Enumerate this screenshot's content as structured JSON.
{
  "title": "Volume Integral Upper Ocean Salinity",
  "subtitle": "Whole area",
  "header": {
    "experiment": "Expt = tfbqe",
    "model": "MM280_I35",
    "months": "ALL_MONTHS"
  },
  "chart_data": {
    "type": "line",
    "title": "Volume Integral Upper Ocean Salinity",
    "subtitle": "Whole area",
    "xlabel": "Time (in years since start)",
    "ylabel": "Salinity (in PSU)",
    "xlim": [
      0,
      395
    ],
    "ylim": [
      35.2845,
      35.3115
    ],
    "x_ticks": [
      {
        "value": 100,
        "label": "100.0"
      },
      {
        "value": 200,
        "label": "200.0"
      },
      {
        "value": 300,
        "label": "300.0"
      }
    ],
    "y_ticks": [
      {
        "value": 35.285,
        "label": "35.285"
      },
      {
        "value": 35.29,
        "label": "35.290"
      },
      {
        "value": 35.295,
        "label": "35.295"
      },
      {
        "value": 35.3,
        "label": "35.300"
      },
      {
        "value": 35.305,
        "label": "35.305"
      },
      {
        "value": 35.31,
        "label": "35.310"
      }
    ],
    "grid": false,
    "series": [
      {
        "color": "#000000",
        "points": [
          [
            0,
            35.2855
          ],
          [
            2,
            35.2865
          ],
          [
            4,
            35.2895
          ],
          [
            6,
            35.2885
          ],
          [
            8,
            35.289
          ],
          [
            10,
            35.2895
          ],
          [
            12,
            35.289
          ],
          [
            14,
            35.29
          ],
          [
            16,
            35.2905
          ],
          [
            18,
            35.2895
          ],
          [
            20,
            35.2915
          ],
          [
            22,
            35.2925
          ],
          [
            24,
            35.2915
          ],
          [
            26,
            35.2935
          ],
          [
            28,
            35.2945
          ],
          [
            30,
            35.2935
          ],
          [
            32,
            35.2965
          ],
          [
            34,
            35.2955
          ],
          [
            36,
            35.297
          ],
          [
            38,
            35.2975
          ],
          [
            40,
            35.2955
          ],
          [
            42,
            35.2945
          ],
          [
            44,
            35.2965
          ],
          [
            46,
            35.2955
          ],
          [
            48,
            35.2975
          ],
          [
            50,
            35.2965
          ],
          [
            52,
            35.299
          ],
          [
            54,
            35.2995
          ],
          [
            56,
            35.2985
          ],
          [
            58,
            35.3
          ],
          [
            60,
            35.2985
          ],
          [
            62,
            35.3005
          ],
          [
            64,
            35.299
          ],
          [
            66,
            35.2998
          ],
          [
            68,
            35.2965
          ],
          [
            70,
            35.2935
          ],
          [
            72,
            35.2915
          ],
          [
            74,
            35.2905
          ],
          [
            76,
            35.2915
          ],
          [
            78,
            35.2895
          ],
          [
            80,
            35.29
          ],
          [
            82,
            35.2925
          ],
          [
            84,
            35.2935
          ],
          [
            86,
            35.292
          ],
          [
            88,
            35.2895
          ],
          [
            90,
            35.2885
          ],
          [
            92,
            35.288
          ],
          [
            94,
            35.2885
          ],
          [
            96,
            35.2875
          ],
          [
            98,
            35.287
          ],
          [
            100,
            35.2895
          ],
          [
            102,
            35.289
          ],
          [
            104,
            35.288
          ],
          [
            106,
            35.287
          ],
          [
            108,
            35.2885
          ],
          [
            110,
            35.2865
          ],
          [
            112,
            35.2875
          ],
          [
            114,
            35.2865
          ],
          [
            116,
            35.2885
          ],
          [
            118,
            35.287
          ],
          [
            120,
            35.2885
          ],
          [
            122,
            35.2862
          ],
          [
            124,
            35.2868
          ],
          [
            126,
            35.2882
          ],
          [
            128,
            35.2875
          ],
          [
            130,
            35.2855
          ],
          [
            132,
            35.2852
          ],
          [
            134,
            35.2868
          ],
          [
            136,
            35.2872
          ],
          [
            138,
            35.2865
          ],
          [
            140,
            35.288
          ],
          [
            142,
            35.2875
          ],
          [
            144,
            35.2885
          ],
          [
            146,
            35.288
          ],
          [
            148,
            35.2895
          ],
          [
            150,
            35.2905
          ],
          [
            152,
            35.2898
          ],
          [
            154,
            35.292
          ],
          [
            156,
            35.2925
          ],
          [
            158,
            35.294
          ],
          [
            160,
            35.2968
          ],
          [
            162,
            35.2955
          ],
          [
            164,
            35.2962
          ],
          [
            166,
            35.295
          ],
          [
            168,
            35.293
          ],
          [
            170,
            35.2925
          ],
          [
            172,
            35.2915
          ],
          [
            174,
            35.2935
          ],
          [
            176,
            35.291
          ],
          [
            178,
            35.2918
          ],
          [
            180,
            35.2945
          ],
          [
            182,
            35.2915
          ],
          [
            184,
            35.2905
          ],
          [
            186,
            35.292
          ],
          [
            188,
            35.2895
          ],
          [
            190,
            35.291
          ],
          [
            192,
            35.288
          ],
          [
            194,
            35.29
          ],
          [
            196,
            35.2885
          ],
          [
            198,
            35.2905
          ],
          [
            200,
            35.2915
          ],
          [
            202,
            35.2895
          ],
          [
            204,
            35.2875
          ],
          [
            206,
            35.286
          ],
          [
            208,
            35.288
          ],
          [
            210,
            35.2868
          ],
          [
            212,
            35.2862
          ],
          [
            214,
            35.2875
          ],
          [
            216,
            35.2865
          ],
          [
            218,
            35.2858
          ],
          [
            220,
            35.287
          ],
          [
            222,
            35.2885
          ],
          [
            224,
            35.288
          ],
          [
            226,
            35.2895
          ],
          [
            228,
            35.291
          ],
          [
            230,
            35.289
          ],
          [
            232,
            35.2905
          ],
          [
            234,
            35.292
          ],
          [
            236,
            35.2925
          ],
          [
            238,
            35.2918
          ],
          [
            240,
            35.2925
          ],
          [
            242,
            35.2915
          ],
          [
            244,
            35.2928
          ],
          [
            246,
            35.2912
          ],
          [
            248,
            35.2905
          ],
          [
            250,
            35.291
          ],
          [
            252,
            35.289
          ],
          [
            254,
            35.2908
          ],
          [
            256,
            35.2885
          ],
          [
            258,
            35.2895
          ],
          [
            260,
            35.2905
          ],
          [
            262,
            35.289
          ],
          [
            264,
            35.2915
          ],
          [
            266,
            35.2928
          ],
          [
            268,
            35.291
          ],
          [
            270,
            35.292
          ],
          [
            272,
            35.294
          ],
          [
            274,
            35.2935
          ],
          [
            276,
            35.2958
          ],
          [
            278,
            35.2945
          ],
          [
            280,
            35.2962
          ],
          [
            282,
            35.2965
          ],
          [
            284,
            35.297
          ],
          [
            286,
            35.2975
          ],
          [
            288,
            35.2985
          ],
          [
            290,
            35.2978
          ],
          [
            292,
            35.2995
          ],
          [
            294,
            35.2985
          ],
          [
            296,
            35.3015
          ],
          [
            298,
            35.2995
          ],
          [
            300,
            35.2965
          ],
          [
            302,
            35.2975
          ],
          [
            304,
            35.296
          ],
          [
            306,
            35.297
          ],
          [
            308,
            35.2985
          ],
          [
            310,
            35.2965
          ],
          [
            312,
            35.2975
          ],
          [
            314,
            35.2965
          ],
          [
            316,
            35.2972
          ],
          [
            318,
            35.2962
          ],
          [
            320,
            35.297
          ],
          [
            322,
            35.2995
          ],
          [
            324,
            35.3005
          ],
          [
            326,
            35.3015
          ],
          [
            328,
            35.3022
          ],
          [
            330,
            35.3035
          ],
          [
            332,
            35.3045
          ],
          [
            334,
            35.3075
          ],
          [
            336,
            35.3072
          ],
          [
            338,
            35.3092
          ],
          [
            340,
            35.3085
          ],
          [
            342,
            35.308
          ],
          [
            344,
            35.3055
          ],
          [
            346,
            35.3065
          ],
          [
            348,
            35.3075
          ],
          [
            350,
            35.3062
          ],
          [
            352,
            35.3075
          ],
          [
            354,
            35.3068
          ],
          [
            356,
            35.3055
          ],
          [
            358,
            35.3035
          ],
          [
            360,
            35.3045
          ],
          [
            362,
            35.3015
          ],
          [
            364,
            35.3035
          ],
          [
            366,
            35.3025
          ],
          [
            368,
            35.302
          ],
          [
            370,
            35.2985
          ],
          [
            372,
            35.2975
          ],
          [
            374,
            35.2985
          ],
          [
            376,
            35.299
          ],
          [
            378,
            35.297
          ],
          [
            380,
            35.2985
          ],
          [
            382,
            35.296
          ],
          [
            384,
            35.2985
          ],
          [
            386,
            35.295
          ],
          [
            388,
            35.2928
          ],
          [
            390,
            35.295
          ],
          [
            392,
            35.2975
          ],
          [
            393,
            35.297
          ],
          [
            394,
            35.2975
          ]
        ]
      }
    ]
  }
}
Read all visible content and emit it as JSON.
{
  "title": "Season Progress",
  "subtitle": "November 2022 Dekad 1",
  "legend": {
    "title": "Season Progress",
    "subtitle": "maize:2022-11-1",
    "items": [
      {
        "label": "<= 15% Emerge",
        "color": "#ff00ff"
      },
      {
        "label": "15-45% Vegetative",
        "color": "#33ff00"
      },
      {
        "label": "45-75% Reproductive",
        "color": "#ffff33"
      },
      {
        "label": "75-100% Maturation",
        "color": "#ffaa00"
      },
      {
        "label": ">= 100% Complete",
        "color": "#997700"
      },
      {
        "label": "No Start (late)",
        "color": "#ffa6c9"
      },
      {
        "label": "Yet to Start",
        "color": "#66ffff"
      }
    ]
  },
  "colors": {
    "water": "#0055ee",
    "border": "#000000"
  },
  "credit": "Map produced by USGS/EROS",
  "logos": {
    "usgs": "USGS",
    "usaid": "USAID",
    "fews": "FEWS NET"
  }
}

○ ○ ○ ○

AIM: Pick each line holding the word "value" out of the listing.

EXERCISE RESULT:
        "value": 100,
        "value": 200,
        "value": 300,
        "value": 35.285,
        "value": 35.29,
        "value": 35.295,
        "value": 35.3,
        "value": 35.305,
        "value": 35.31,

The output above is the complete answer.